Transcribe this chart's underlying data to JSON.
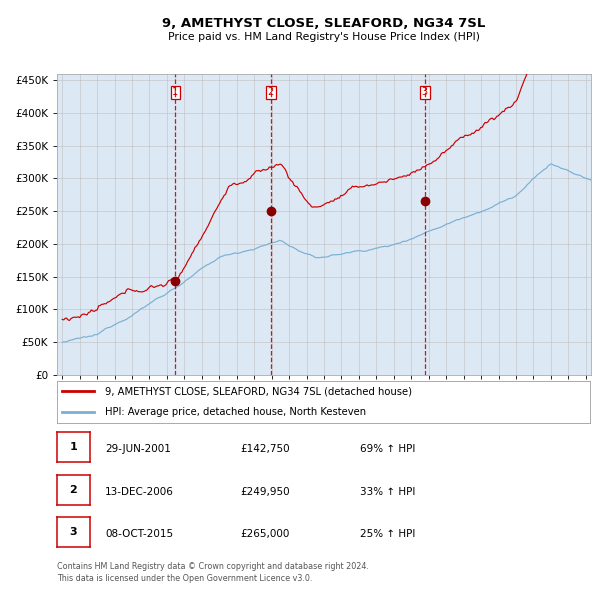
{
  "title": "9, AMETHYST CLOSE, SLEAFORD, NG34 7SL",
  "subtitle": "Price paid vs. HM Land Registry's House Price Index (HPI)",
  "bg_color": "#dce9f5",
  "plot_bg_color": "#dce9f5",
  "outer_bg_color": "#ffffff",
  "red_line_color": "#cc0000",
  "blue_line_color": "#7bafd4",
  "grid_color": "#bbbbbb",
  "sale_marker_color": "#880000",
  "dashed_line_color": "#cc0000",
  "sales": [
    {
      "date_str": "29-JUN-2001",
      "date_num": 2001.49,
      "price": 142750,
      "label": "1",
      "pct": "69%",
      "dir": "↑"
    },
    {
      "date_str": "13-DEC-2006",
      "date_num": 2006.95,
      "price": 249950,
      "label": "2",
      "pct": "33%",
      "dir": "↑"
    },
    {
      "date_str": "08-OCT-2015",
      "date_num": 2015.77,
      "price": 265000,
      "label": "3",
      "pct": "25%",
      "dir": "↑"
    }
  ],
  "legend_red": "9, AMETHYST CLOSE, SLEAFORD, NG34 7SL (detached house)",
  "legend_blue": "HPI: Average price, detached house, North Kesteven",
  "footer1": "Contains HM Land Registry data © Crown copyright and database right 2024.",
  "footer2": "This data is licensed under the Open Government Licence v3.0.",
  "ylim": [
    0,
    460000
  ],
  "yticks": [
    0,
    50000,
    100000,
    150000,
    200000,
    250000,
    300000,
    350000,
    400000,
    450000
  ],
  "year_start": 1995,
  "year_end": 2025
}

-----

**Written exercise:** All of the data above should be transcribed verbatim, with pictures omitted.

**Completed task:**
Transcribe this chart's underlying data to JSON.
{
  "title": "9, AMETHYST CLOSE, SLEAFORD, NG34 7SL",
  "subtitle": "Price paid vs. HM Land Registry's House Price Index (HPI)",
  "bg_color": "#dce9f5",
  "plot_bg_color": "#dce9f5",
  "outer_bg_color": "#ffffff",
  "red_line_color": "#cc0000",
  "blue_line_color": "#7bafd4",
  "grid_color": "#bbbbbb",
  "sale_marker_color": "#880000",
  "dashed_line_color": "#cc0000",
  "sales": [
    {
      "date_str": "29-JUN-2001",
      "date_num": 2001.49,
      "price": 142750,
      "label": "1",
      "pct": "69%",
      "dir": "↑"
    },
    {
      "date_str": "13-DEC-2006",
      "date_num": 2006.95,
      "price": 249950,
      "label": "2",
      "pct": "33%",
      "dir": "↑"
    },
    {
      "date_str": "08-OCT-2015",
      "date_num": 2015.77,
      "price": 265000,
      "label": "3",
      "pct": "25%",
      "dir": "↑"
    }
  ],
  "legend_red": "9, AMETHYST CLOSE, SLEAFORD, NG34 7SL (detached house)",
  "legend_blue": "HPI: Average price, detached house, North Kesteven",
  "footer1": "Contains HM Land Registry data © Crown copyright and database right 2024.",
  "footer2": "This data is licensed under the Open Government Licence v3.0.",
  "ylim": [
    0,
    460000
  ],
  "yticks": [
    0,
    50000,
    100000,
    150000,
    200000,
    250000,
    300000,
    350000,
    400000,
    450000
  ],
  "year_start": 1995,
  "year_end": 2025
}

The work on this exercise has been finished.